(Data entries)
------------------------------------------------------------

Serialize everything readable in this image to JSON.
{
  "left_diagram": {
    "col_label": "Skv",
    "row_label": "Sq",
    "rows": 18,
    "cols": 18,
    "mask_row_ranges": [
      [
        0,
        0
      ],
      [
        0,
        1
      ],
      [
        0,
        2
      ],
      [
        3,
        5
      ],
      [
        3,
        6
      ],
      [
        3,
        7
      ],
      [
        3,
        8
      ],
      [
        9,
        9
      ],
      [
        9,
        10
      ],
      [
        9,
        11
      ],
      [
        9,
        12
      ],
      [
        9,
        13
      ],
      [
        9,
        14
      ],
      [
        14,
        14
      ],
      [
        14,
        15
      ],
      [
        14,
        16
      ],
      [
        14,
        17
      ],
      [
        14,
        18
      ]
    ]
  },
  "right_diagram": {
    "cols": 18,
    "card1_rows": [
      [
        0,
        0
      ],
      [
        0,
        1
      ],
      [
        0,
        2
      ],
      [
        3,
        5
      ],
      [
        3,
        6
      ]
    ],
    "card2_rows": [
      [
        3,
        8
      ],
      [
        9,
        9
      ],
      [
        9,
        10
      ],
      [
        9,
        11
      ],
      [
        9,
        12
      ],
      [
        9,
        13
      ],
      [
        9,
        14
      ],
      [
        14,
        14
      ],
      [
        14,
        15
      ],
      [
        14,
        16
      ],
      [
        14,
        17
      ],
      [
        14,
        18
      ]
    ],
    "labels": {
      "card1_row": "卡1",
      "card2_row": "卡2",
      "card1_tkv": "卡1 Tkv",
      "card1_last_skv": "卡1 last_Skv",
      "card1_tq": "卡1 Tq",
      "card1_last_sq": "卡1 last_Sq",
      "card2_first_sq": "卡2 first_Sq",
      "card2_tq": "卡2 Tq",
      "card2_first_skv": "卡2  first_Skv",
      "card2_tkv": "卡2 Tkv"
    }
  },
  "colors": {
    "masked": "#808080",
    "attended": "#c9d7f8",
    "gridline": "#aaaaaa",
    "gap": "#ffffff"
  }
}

------------------------------------------------------------

Please reproduce the entire listing, exactly as shown.

> **FINISHED ANSWER**:
Serialize everything readable in this image to JSON.
{
  "left_diagram": {
    "col_label": "Skv",
    "row_label": "Sq",
    "rows": 18,
    "cols": 18,
    "mask_row_ranges": [
      [
        0,
        0
      ],
      [
        0,
        1
      ],
      [
        0,
        2
      ],
      [
        3,
        5
      ],
      [
        3,
        6
      ],
      [
        3,
        7
      ],
      [
        3,
        8
      ],
      [
        9,
        9
      ],
      [
        9,
        10
      ],
      [
        9,
        11
      ],
      [
        9,
        12
      ],
      [
        9,
        13
      ],
      [
        9,
        14
      ],
      [
        14,
        14
      ],
      [
        14,
        15
      ],
      [
        14,
        16
      ],
      [
        14,
        17
      ],
      [
        14,
        18
      ]
    ]
  },
  "right_diagram": {
    "cols": 18,
    "card1_rows": [
      [
        0,
        0
      ],
      [
        0,
        1
      ],
      [
        0,
        2
      ],
      [
        3,
        5
      ],
      [
        3,
        6
      ]
    ],
    "card2_rows": [
      [
        3,
        8
      ],
      [
        9,
        9
      ],
      [
        9,
        10
      ],
      [
        9,
        11
      ],
      [
        9,
        12
      ],
      [
        9,
        13
      ],
      [
        9,
        14
      ],
      [
        14,
        14
      ],
      [
        14,
        15
      ],
      [
        14,
        16
      ],
      [
        14,
        17
      ],
      [
        14,
        18
      ]
    ],
    "labels": {
      "card1_row": "卡1",
      "card2_row": "卡2",
      "card1_tkv": "卡1 Tkv",
      "card1_last_skv": "卡1 last_Skv",
      "card1_tq": "卡1 Tq",
      "card1_last_sq": "卡1 last_Sq",
      "card2_first_sq": "卡2 first_Sq",
      "card2_tq": "卡2 Tq",
      "card2_first_skv": "卡2  first_Skv",
      "card2_tkv": "卡2 Tkv"
    }
  },
  "colors": {
    "masked": "#808080",
    "attended": "#c9d7f8",
    "gridline": "#aaaaaa",
    "gap": "#ffffff"
  }
}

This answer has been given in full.